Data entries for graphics
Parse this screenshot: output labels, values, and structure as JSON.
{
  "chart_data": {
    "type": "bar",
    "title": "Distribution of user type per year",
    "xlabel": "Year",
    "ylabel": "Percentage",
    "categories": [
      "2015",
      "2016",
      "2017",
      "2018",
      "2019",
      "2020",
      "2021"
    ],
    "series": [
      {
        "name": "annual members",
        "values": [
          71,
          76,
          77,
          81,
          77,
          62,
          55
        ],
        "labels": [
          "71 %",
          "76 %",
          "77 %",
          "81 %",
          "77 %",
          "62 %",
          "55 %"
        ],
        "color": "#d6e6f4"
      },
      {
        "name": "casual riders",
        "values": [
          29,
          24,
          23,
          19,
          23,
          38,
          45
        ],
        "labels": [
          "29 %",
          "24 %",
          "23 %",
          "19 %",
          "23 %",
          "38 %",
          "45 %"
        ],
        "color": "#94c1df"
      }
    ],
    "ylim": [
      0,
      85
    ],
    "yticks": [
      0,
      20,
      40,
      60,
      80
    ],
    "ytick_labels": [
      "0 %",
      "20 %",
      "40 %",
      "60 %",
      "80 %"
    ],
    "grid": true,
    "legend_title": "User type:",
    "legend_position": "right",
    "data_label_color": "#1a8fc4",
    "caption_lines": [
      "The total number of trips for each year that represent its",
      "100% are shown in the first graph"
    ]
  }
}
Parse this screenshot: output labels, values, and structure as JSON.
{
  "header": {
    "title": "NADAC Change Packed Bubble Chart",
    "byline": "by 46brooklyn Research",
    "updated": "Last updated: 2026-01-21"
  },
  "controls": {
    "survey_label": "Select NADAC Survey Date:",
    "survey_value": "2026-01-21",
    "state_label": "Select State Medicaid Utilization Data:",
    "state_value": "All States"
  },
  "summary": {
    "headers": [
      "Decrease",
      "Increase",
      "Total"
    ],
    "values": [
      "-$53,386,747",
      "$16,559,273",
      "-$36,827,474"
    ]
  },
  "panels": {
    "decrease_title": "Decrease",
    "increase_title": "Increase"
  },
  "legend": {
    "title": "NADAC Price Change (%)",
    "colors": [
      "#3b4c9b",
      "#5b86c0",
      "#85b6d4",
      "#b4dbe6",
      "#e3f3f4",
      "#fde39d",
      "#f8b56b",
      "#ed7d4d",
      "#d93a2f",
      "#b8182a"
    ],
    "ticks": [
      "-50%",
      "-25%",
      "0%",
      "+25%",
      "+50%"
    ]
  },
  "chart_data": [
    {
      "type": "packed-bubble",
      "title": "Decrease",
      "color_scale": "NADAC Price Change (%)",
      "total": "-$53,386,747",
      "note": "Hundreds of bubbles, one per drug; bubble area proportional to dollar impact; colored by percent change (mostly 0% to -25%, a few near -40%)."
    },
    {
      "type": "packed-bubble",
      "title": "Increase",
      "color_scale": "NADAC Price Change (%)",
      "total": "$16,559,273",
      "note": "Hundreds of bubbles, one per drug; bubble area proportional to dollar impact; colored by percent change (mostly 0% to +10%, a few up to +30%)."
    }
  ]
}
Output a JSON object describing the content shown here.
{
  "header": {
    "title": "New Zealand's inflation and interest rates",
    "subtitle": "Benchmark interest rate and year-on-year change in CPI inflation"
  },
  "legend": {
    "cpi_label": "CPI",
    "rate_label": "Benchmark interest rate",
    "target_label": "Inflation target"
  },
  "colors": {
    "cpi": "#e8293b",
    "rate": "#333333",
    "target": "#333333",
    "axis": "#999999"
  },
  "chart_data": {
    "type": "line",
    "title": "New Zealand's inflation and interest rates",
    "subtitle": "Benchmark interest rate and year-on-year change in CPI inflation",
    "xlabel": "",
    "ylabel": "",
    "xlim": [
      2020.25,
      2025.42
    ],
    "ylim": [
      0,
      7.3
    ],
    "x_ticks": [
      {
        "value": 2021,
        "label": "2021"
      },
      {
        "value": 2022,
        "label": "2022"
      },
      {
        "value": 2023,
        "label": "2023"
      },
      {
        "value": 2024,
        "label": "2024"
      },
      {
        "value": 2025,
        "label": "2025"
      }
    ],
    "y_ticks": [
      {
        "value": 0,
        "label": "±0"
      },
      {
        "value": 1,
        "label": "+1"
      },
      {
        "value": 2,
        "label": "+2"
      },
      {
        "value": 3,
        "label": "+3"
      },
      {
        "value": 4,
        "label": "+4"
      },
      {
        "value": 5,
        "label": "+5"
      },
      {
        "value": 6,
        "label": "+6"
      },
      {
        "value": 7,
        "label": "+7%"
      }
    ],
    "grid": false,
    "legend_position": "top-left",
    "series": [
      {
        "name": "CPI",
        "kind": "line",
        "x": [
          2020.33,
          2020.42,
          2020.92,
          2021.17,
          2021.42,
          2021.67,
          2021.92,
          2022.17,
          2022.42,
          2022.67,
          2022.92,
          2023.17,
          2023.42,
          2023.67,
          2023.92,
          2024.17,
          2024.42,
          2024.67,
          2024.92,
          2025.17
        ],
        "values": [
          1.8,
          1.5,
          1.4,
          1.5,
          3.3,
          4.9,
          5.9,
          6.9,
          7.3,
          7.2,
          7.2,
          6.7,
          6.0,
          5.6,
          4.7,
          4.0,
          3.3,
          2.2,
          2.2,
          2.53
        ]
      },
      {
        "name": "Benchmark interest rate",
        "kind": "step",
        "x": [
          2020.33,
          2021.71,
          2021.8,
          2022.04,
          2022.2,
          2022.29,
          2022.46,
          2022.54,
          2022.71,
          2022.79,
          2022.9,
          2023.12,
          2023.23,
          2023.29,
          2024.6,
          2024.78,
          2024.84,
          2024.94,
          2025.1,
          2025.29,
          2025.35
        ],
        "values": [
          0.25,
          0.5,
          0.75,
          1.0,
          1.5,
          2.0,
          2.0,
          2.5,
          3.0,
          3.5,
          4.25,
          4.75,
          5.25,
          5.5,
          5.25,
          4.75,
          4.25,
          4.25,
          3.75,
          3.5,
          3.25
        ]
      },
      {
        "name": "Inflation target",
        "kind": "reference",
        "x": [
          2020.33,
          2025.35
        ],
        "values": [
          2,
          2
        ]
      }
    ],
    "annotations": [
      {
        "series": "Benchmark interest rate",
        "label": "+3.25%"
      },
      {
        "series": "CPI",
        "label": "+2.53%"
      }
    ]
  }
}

[Requirements]
Show the lines that mention the word "bubbles".

[Solution to the problem]
      "note": "Hundreds of bubbles, one per drug; bubble area proportional to dollar impact; colored by percent change (mostly 0% to -25%, a few near -40%)."
      "note": "Hundreds of bubbles, one per drug; bubble area proportional to dollar impact; colored by percent change (mostly 0% to +10%, a few up to +30%)."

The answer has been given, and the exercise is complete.